Restate each of the lines given below, word for word.
□ □ □ □ □
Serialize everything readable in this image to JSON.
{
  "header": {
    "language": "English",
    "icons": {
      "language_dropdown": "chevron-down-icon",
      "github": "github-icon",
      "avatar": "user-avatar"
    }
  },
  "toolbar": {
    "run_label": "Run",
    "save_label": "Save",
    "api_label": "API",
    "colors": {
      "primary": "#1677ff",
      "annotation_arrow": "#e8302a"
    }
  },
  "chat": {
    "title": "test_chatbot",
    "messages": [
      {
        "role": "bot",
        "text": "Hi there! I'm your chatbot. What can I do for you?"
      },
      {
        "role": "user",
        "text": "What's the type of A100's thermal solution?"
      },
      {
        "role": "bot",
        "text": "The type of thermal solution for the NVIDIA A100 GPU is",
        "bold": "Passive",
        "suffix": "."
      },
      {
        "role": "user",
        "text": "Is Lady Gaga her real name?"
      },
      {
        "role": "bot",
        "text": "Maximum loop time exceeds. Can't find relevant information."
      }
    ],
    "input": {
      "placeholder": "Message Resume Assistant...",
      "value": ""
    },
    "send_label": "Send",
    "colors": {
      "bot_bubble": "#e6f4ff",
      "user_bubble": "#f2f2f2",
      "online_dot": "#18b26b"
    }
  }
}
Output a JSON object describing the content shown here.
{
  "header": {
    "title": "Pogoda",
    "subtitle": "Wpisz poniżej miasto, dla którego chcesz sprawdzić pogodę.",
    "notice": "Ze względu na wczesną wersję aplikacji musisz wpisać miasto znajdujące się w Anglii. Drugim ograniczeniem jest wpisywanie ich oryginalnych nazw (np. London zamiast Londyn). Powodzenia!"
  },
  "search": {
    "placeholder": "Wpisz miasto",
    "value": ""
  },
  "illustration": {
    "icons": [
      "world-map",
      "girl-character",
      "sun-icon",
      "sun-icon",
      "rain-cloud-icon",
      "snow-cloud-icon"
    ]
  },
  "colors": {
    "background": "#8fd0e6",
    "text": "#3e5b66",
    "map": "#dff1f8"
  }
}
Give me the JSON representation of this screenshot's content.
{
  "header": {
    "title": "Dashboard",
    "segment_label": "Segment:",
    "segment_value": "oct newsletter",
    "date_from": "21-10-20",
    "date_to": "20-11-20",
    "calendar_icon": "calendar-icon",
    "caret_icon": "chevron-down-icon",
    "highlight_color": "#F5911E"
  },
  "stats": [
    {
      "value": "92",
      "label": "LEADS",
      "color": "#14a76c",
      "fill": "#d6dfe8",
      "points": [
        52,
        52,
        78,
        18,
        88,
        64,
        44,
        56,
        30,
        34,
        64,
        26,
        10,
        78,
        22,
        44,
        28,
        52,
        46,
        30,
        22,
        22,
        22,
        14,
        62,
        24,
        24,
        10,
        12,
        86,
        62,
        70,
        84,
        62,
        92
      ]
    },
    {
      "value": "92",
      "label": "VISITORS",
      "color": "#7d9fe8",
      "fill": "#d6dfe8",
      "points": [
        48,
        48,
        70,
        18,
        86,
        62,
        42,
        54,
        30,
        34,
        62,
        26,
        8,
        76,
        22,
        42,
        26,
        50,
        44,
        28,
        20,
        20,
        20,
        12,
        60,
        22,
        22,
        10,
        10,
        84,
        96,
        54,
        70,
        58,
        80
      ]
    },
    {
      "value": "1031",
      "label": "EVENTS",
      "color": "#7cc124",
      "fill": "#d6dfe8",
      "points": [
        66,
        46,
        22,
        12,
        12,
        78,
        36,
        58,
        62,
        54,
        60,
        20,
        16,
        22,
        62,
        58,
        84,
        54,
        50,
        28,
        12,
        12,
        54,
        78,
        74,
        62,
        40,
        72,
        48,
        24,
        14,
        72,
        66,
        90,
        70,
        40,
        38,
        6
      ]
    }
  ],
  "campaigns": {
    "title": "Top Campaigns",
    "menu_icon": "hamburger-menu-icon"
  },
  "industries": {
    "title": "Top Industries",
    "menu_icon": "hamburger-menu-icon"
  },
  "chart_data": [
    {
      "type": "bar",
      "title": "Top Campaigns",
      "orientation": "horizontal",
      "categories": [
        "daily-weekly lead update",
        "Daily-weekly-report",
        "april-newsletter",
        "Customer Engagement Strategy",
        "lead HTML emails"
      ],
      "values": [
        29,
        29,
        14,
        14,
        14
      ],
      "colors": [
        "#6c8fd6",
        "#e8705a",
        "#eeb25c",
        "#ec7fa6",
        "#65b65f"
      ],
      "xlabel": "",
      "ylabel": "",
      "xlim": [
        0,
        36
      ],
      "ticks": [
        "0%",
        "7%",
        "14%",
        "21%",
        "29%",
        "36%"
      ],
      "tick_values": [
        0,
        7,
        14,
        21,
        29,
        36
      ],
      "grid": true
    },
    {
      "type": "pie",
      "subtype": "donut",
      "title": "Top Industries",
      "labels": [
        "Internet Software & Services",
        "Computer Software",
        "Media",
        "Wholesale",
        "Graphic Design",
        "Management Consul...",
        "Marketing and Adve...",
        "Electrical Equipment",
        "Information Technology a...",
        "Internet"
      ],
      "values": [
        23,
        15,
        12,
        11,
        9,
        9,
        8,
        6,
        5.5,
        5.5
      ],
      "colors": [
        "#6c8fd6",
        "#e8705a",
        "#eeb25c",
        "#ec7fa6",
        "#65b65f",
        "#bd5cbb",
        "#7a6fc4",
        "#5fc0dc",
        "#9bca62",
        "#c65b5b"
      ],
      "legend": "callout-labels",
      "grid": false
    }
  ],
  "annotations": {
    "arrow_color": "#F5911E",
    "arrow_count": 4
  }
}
□ □ □ □ □
» **OUTPUT OF THE EXERCISE**:
Serialize everything readable in this image to JSON.
{
  "header": {
    "language": "English",
    "icons": {
      "language_dropdown": "chevron-down-icon",
      "github": "github-icon",
      "avatar": "user-avatar"
    }
  },
  "toolbar": {
    "run_label": "Run",
    "save_label": "Save",
    "api_label": "API",
    "colors": {
      "primary": "#1677ff",
      "annotation_arrow": "#e8302a"
    }
  },
  "chat": {
    "title": "test_chatbot",
    "messages": [
      {
        "role": "bot",
        "text": "Hi there! I'm your chatbot. What can I do for you?"
      },
      {
        "role": "user",
        "text": "What's the type of A100's thermal solution?"
      },
      {
        "role": "bot",
        "text": "The type of thermal solution for the NVIDIA A100 GPU is",
        "bold": "Passive",
        "suffix": "."
      },
      {
        "role": "user",
        "text": "Is Lady Gaga her real name?"
      },
      {
        "role": "bot",
        "text": "Maximum loop time exceeds. Can't find relevant information."
      }
    ],
    "input": {
      "placeholder": "Message Resume Assistant...",
      "value": ""
    },
    "send_label": "Send",
    "colors": {
      "bot_bubble": "#e6f4ff",
      "user_bubble": "#f2f2f2",
      "online_dot": "#18b26b"
    }
  }
}
Output a JSON object describing the content shown here.
{
  "header": {
    "title": "Pogoda",
    "subtitle": "Wpisz poniżej miasto, dla którego chcesz sprawdzić pogodę.",
    "notice": "Ze względu na wczesną wersję aplikacji musisz wpisać miasto znajdujące się w Anglii. Drugim ograniczeniem jest wpisywanie ich oryginalnych nazw (np. London zamiast Londyn). Powodzenia!"
  },
  "search": {
    "placeholder": "Wpisz miasto",
    "value": ""
  },
  "illustration": {
    "icons": [
      "world-map",
      "girl-character",
      "sun-icon",
      "sun-icon",
      "rain-cloud-icon",
      "snow-cloud-icon"
    ]
  },
  "colors": {
    "background": "#8fd0e6",
    "text": "#3e5b66",
    "map": "#dff1f8"
  }
}
Give me the JSON representation of this screenshot's content.
{
  "header": {
    "title": "Dashboard",
    "segment_label": "Segment:",
    "segment_value": "oct newsletter",
    "date_from": "21-10-20",
    "date_to": "20-11-20",
    "calendar_icon": "calendar-icon",
    "caret_icon": "chevron-down-icon",
    "highlight_color": "#F5911E"
  },
  "stats": [
    {
      "value": "92",
      "label": "LEADS",
      "color": "#14a76c",
      "fill": "#d6dfe8",
      "points": [
        52,
        52,
        78,
        18,
        88,
        64,
        44,
        56,
        30,
        34,
        64,
        26,
        10,
        78,
        22,
        44,
        28,
        52,
        46,
        30,
        22,
        22,
        22,
        14,
        62,
        24,
        24,
        10,
        12,
        86,
        62,
        70,
        84,
        62,
        92
      ]
    },
    {
      "value": "92",
      "label": "VISITORS",
      "color": "#7d9fe8",
      "fill": "#d6dfe8",
      "points": [
        48,
        48,
        70,
        18,
        86,
        62,
        42,
        54,
        30,
        34,
        62,
        26,
        8,
        76,
        22,
        42,
        26,
        50,
        44,
        28,
        20,
        20,
        20,
        12,
        60,
        22,
        22,
        10,
        10,
        84,
        96,
        54,
        70,
        58,
        80
      ]
    },
    {
      "value": "1031",
      "label": "EVENTS",
      "color": "#7cc124",
      "fill": "#d6dfe8",
      "points": [
        66,
        46,
        22,
        12,
        12,
        78,
        36,
        58,
        62,
        54,
        60,
        20,
        16,
        22,
        62,
        58,
        84,
        54,
        50,
        28,
        12,
        12,
        54,
        78,
        74,
        62,
        40,
        72,
        48,
        24,
        14,
        72,
        66,
        90,
        70,
        40,
        38,
        6
      ]
    }
  ],
  "campaigns": {
    "title": "Top Campaigns",
    "menu_icon": "hamburger-menu-icon"
  },
  "industries": {
    "title": "Top Industries",
    "menu_icon": "hamburger-menu-icon"
  },
  "chart_data": [
    {
      "type": "bar",
      "title": "Top Campaigns",
      "orientation": "horizontal",
      "categories": [
        "daily-weekly lead update",
        "Daily-weekly-report",
        "april-newsletter",
        "Customer Engagement Strategy",
        "lead HTML emails"
      ],
      "values": [
        29,
        29,
        14,
        14,
        14
      ],
      "colors": [
        "#6c8fd6",
        "#e8705a",
        "#eeb25c",
        "#ec7fa6",
        "#65b65f"
      ],
      "xlabel": "",
      "ylabel": "",
      "xlim": [
        0,
        36
      ],
      "ticks": [
        "0%",
        "7%",
        "14%",
        "21%",
        "29%",
        "36%"
      ],
      "tick_values": [
        0,
        7,
        14,
        21,
        29,
        36
      ],
      "grid": true
    },
    {
      "type": "pie",
      "subtype": "donut",
      "title": "Top Industries",
      "labels": [
        "Internet Software & Services",
        "Computer Software",
        "Media",
        "Wholesale",
        "Graphic Design",
        "Management Consul...",
        "Marketing and Adve...",
        "Electrical Equipment",
        "Information Technology a...",
        "Internet"
      ],
      "values": [
        23,
        15,
        12,
        11,
        9,
        9,
        8,
        6,
        5.5,
        5.5
      ],
      "colors": [
        "#6c8fd6",
        "#e8705a",
        "#eeb25c",
        "#ec7fa6",
        "#65b65f",
        "#bd5cbb",
        "#7a6fc4",
        "#5fc0dc",
        "#9bca62",
        "#c65b5b"
      ],
      "legend": "callout-labels",
      "grid": false
    }
  ],
  "annotations": {
    "arrow_color": "#F5911E",
    "arrow_count": 4
  }
}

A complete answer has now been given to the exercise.